What is being asked
Show each line of the data below that has the string "POWER" in it.

Start of Dataset rows

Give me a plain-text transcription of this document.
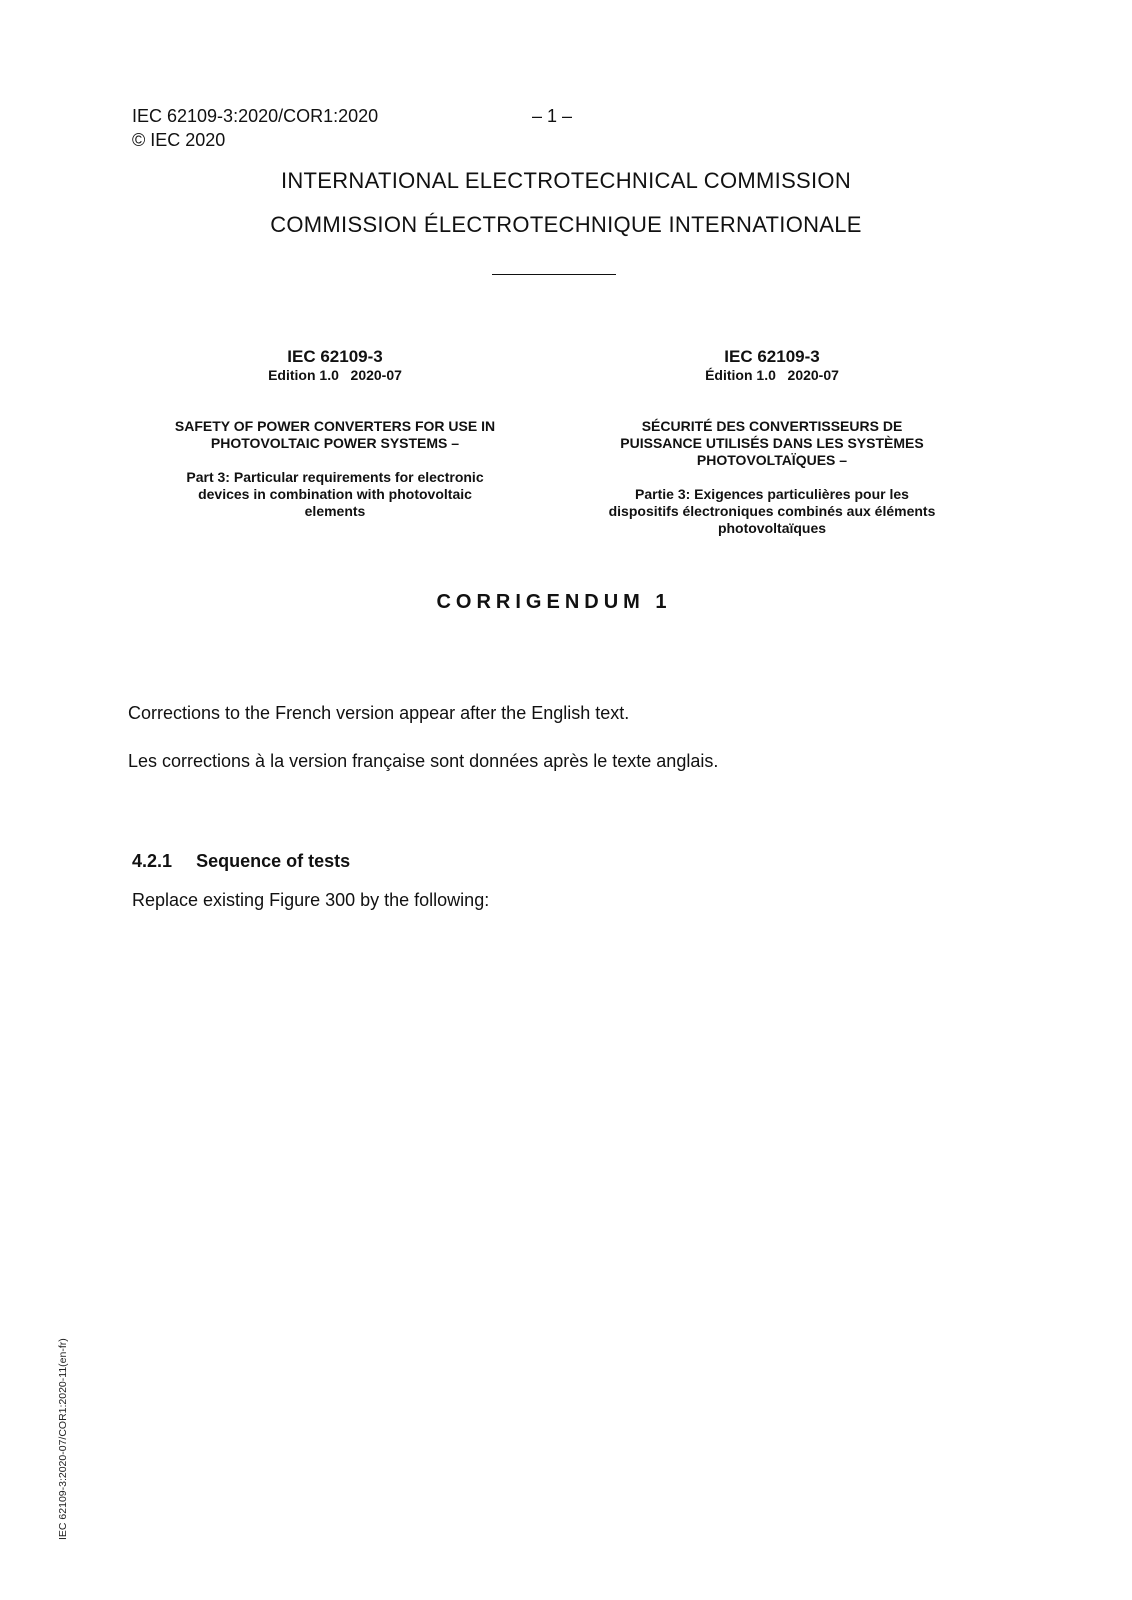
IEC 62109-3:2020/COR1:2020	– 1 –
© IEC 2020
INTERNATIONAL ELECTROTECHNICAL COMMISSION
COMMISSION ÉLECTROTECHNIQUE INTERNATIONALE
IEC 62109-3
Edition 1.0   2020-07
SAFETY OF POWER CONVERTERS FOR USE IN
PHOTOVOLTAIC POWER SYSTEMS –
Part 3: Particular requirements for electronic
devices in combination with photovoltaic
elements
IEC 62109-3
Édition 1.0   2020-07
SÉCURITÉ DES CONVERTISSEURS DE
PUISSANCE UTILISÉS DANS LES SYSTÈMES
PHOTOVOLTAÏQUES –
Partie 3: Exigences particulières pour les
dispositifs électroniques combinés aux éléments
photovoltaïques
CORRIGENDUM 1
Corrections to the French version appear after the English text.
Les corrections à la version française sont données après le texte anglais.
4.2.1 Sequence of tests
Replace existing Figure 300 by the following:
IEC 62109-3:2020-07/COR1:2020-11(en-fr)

End of Dataset rows

Result
SAFETY OF POWER CONVERTERS FOR USE IN
PHOTOVOLTAIC POWER SYSTEMS –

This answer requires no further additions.